═══ TASK INPUTS ═══

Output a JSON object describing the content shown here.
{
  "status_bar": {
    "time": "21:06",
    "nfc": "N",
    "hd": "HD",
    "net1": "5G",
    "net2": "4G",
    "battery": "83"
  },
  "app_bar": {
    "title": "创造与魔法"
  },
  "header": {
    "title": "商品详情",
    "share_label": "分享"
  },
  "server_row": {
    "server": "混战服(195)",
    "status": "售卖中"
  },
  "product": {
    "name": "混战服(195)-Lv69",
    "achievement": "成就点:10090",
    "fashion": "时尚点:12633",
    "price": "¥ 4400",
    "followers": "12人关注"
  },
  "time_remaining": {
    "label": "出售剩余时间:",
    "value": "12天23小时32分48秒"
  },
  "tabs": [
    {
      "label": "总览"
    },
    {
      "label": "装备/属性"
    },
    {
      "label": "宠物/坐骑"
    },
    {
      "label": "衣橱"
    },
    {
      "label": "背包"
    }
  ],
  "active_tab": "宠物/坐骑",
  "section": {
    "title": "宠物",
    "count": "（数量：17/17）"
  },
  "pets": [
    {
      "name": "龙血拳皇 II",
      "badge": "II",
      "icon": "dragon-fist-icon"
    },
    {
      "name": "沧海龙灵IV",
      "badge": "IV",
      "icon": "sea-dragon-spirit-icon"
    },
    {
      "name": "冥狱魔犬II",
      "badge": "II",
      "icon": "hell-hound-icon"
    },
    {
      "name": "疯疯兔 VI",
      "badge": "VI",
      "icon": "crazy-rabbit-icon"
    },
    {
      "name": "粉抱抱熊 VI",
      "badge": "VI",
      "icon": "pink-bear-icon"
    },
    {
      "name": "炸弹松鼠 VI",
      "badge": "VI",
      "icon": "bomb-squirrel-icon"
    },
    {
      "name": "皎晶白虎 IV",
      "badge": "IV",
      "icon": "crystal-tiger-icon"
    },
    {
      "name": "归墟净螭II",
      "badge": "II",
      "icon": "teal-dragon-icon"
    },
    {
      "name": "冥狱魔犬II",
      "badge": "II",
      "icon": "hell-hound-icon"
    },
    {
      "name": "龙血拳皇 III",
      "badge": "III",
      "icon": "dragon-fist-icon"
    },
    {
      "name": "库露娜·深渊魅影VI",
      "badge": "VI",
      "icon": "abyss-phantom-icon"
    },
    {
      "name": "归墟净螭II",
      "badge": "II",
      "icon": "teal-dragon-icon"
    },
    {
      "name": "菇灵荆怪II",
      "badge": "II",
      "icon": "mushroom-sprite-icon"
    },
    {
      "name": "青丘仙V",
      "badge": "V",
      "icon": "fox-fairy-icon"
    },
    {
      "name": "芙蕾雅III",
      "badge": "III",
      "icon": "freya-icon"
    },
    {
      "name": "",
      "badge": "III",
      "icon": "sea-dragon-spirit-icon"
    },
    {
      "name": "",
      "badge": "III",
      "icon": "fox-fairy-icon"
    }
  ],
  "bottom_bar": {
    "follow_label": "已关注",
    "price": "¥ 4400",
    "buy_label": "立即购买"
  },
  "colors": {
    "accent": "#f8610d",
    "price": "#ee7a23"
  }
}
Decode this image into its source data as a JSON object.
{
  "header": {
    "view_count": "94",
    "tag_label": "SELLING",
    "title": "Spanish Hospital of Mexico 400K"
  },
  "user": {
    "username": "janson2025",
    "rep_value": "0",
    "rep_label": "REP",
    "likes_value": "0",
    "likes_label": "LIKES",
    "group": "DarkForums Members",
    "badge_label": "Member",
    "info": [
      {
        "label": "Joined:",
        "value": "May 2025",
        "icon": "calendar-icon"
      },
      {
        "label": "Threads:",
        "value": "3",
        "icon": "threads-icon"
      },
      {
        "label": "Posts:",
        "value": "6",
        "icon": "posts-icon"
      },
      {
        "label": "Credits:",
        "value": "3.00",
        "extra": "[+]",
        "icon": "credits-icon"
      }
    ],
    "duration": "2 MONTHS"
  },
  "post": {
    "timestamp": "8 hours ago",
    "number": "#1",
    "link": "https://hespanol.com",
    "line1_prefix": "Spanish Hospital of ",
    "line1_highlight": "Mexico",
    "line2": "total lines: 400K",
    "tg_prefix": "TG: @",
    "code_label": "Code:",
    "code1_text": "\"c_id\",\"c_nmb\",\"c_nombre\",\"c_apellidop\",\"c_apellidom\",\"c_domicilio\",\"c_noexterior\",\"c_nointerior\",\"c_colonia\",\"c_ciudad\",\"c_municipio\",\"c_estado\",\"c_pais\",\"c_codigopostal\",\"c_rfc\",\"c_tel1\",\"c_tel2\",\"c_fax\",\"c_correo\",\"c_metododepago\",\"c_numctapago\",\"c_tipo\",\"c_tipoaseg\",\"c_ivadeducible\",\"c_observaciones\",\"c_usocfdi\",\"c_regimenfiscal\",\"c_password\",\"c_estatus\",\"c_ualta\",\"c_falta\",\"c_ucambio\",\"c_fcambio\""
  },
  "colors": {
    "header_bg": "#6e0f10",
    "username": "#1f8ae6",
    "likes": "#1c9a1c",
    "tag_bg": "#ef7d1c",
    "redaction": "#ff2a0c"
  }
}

═══

• **WORK TO DO**: The records above should all be quoted exactly, please.

• **REPLY**:
Output a JSON object describing the content shown here.
{
  "status_bar": {
    "time": "21:06",
    "nfc": "N",
    "hd": "HD",
    "net1": "5G",
    "net2": "4G",
    "battery": "83"
  },
  "app_bar": {
    "title": "创造与魔法"
  },
  "header": {
    "title": "商品详情",
    "share_label": "分享"
  },
  "server_row": {
    "server": "混战服(195)",
    "status": "售卖中"
  },
  "product": {
    "name": "混战服(195)-Lv69",
    "achievement": "成就点:10090",
    "fashion": "时尚点:12633",
    "price": "¥ 4400",
    "followers": "12人关注"
  },
  "time_remaining": {
    "label": "出售剩余时间:",
    "value": "12天23小时32分48秒"
  },
  "tabs": [
    {
      "label": "总览"
    },
    {
      "label": "装备/属性"
    },
    {
      "label": "宠物/坐骑"
    },
    {
      "label": "衣橱"
    },
    {
      "label": "背包"
    }
  ],
  "active_tab": "宠物/坐骑",
  "section": {
    "title": "宠物",
    "count": "（数量：17/17）"
  },
  "pets": [
    {
      "name": "龙血拳皇 II",
      "badge": "II",
      "icon": "dragon-fist-icon"
    },
    {
      "name": "沧海龙灵IV",
      "badge": "IV",
      "icon": "sea-dragon-spirit-icon"
    },
    {
      "name": "冥狱魔犬II",
      "badge": "II",
      "icon": "hell-hound-icon"
    },
    {
      "name": "疯疯兔 VI",
      "badge": "VI",
      "icon": "crazy-rabbit-icon"
    },
    {
      "name": "粉抱抱熊 VI",
      "badge": "VI",
      "icon": "pink-bear-icon"
    },
    {
      "name": "炸弹松鼠 VI",
      "badge": "VI",
      "icon": "bomb-squirrel-icon"
    },
    {
      "name": "皎晶白虎 IV",
      "badge": "IV",
      "icon": "crystal-tiger-icon"
    },
    {
      "name": "归墟净螭II",
      "badge": "II",
      "icon": "teal-dragon-icon"
    },
    {
      "name": "冥狱魔犬II",
      "badge": "II",
      "icon": "hell-hound-icon"
    },
    {
      "name": "龙血拳皇 III",
      "badge": "III",
      "icon": "dragon-fist-icon"
    },
    {
      "name": "库露娜·深渊魅影VI",
      "badge": "VI",
      "icon": "abyss-phantom-icon"
    },
    {
      "name": "归墟净螭II",
      "badge": "II",
      "icon": "teal-dragon-icon"
    },
    {
      "name": "菇灵荆怪II",
      "badge": "II",
      "icon": "mushroom-sprite-icon"
    },
    {
      "name": "青丘仙V",
      "badge": "V",
      "icon": "fox-fairy-icon"
    },
    {
      "name": "芙蕾雅III",
      "badge": "III",
      "icon": "freya-icon"
    },
    {
      "name": "",
      "badge": "III",
      "icon": "sea-dragon-spirit-icon"
    },
    {
      "name": "",
      "badge": "III",
      "icon": "fox-fairy-icon"
    }
  ],
  "bottom_bar": {
    "follow_label": "已关注",
    "price": "¥ 4400",
    "buy_label": "立即购买"
  },
  "colors": {
    "accent": "#f8610d",
    "price": "#ee7a23"
  }
}
Decode this image into its source data as a JSON object.
{
  "header": {
    "view_count": "94",
    "tag_label": "SELLING",
    "title": "Spanish Hospital of Mexico 400K"
  },
  "user": {
    "username": "janson2025",
    "rep_value": "0",
    "rep_label": "REP",
    "likes_value": "0",
    "likes_label": "LIKES",
    "group": "DarkForums Members",
    "badge_label": "Member",
    "info": [
      {
        "label": "Joined:",
        "value": "May 2025",
        "icon": "calendar-icon"
      },
      {
        "label": "Threads:",
        "value": "3",
        "icon": "threads-icon"
      },
      {
        "label": "Posts:",
        "value": "6",
        "icon": "posts-icon"
      },
      {
        "label": "Credits:",
        "value": "3.00",
        "extra": "[+]",
        "icon": "credits-icon"
      }
    ],
    "duration": "2 MONTHS"
  },
  "post": {
    "timestamp": "8 hours ago",
    "number": "#1",
    "link": "https://hespanol.com",
    "line1_prefix": "Spanish Hospital of ",
    "line1_highlight": "Mexico",
    "line2": "total lines: 400K",
    "tg_prefix": "TG: @",
    "code_label": "Code:",
    "code1_text": "\"c_id\",\"c_nmb\",\"c_nombre\",\"c_apellidop\",\"c_apellidom\",\"c_domicilio\",\"c_noexterior\",\"c_nointerior\",\"c_colonia\",\"c_ciudad\",\"c_municipio\",\"c_estado\",\"c_pais\",\"c_codigopostal\",\"c_rfc\",\"c_tel1\",\"c_tel2\",\"c_fax\",\"c_correo\",\"c_metododepago\",\"c_numctapago\",\"c_tipo\",\"c_tipoaseg\",\"c_ivadeducible\",\"c_observaciones\",\"c_usocfdi\",\"c_regimenfiscal\",\"c_password\",\"c_estatus\",\"c_ualta\",\"c_falta\",\"c_ucambio\",\"c_fcambio\""
  },
  "colors": {
    "header_bg": "#6e0f10",
    "username": "#1f8ae6",
    "likes": "#1c9a1c",
    "tag_bg": "#ef7d1c",
    "redaction": "#ff2a0c"
  }
}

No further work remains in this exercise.